Short task
Check every line below for the word "after" and copy the ones that have it.

——————

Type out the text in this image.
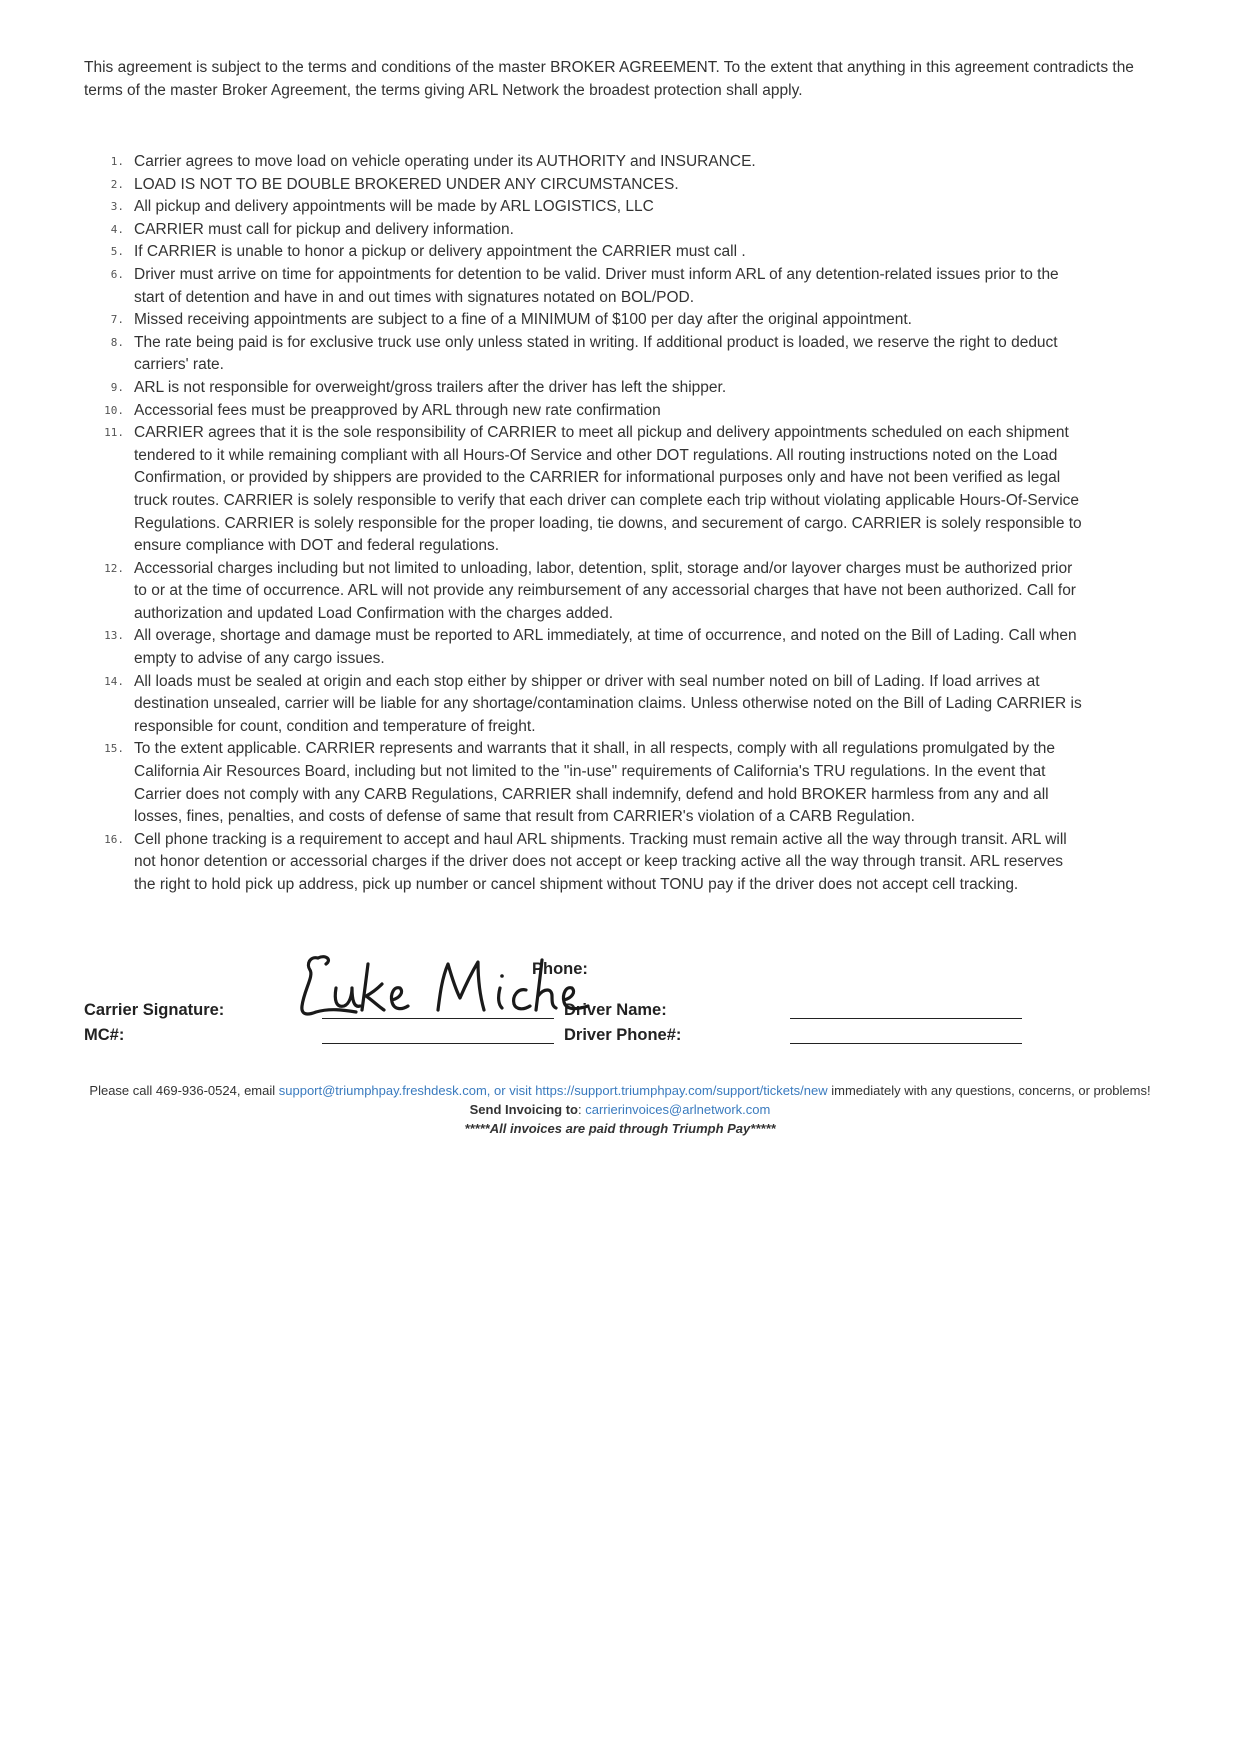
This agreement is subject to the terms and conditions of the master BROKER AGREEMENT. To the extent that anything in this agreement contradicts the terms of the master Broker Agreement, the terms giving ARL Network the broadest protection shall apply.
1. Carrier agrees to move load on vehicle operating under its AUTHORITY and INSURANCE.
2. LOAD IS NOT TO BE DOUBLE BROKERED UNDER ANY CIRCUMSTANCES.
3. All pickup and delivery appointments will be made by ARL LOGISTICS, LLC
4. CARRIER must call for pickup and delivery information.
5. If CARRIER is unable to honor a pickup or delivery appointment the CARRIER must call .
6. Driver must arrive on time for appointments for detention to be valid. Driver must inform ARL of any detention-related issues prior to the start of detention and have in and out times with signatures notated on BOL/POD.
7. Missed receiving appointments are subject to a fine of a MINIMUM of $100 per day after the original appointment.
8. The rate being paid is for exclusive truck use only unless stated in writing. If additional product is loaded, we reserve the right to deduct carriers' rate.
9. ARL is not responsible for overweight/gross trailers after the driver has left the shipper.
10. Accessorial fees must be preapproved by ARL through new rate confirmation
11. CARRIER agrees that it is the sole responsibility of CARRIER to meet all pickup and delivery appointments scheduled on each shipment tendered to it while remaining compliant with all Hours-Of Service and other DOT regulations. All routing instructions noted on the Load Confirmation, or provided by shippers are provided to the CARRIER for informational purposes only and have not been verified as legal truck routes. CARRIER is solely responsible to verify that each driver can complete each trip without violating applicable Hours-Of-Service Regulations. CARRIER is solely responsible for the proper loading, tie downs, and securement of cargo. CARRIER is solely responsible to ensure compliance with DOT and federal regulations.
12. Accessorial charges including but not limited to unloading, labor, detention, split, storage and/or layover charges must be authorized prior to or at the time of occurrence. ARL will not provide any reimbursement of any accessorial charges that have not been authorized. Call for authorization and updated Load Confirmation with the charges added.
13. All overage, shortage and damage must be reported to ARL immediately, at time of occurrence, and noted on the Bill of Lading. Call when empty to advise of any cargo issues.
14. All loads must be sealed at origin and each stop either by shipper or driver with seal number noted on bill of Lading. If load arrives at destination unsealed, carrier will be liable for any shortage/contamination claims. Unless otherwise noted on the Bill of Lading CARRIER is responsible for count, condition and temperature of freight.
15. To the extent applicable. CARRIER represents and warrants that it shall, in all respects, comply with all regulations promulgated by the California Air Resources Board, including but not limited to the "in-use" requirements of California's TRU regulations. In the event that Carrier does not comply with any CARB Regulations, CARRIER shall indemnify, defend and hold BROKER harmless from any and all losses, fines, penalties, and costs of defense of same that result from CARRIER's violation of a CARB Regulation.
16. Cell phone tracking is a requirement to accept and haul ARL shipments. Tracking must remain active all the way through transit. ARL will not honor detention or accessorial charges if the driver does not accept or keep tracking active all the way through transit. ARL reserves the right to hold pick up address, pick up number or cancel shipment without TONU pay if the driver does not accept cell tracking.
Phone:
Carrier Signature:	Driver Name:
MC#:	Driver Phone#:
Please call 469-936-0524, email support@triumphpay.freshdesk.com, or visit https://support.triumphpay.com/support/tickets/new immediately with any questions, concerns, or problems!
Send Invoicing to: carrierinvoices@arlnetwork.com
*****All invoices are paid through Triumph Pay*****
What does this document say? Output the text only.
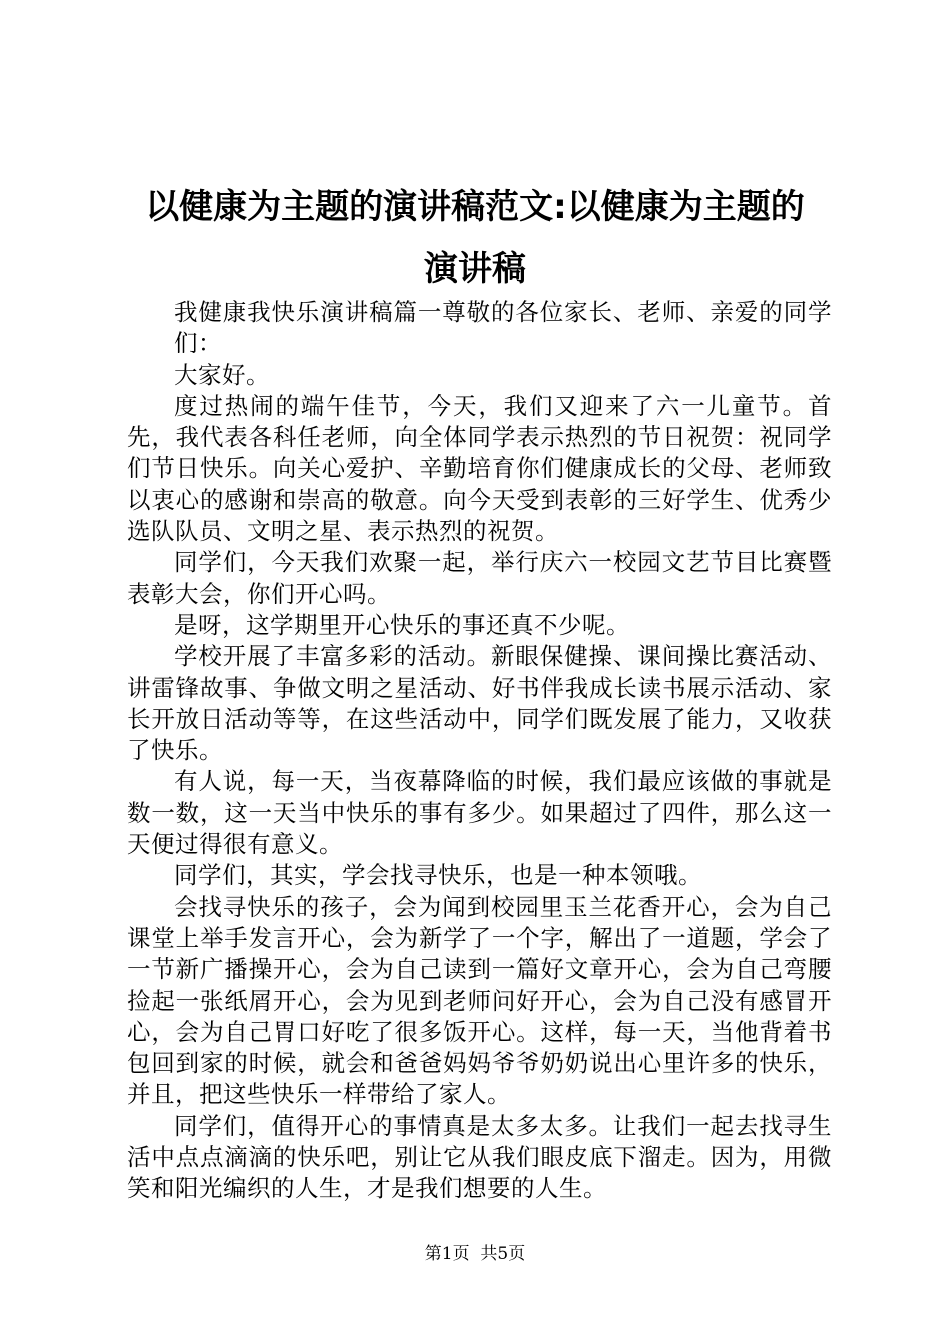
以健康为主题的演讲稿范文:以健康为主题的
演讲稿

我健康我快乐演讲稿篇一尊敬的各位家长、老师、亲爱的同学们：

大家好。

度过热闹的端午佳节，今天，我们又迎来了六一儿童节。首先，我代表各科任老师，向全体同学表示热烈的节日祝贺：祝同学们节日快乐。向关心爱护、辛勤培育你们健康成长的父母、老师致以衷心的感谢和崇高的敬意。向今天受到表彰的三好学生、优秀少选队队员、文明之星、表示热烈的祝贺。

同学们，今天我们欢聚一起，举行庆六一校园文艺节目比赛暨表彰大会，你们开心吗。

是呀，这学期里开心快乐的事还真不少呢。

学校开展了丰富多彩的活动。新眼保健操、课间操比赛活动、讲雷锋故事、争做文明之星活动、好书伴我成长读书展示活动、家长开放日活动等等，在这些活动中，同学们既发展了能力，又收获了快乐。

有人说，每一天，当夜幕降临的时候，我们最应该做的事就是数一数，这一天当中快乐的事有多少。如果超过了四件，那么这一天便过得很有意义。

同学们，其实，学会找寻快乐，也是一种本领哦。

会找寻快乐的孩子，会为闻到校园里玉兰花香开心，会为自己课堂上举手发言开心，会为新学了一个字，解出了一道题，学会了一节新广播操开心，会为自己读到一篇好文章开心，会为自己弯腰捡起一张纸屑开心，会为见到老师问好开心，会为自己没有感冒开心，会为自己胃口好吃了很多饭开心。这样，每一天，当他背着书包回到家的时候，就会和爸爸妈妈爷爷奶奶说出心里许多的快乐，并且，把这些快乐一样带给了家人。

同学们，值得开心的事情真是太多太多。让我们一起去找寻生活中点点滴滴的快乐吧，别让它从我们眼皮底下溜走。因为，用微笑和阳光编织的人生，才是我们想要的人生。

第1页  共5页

——————

Solution to the problem
7. Missed receiving appointments are subject to a fine of a MINIMUM of $100 per day after the original appointment.
9. ARL is not responsible for overweight/gross trailers after the driver has left the shipper.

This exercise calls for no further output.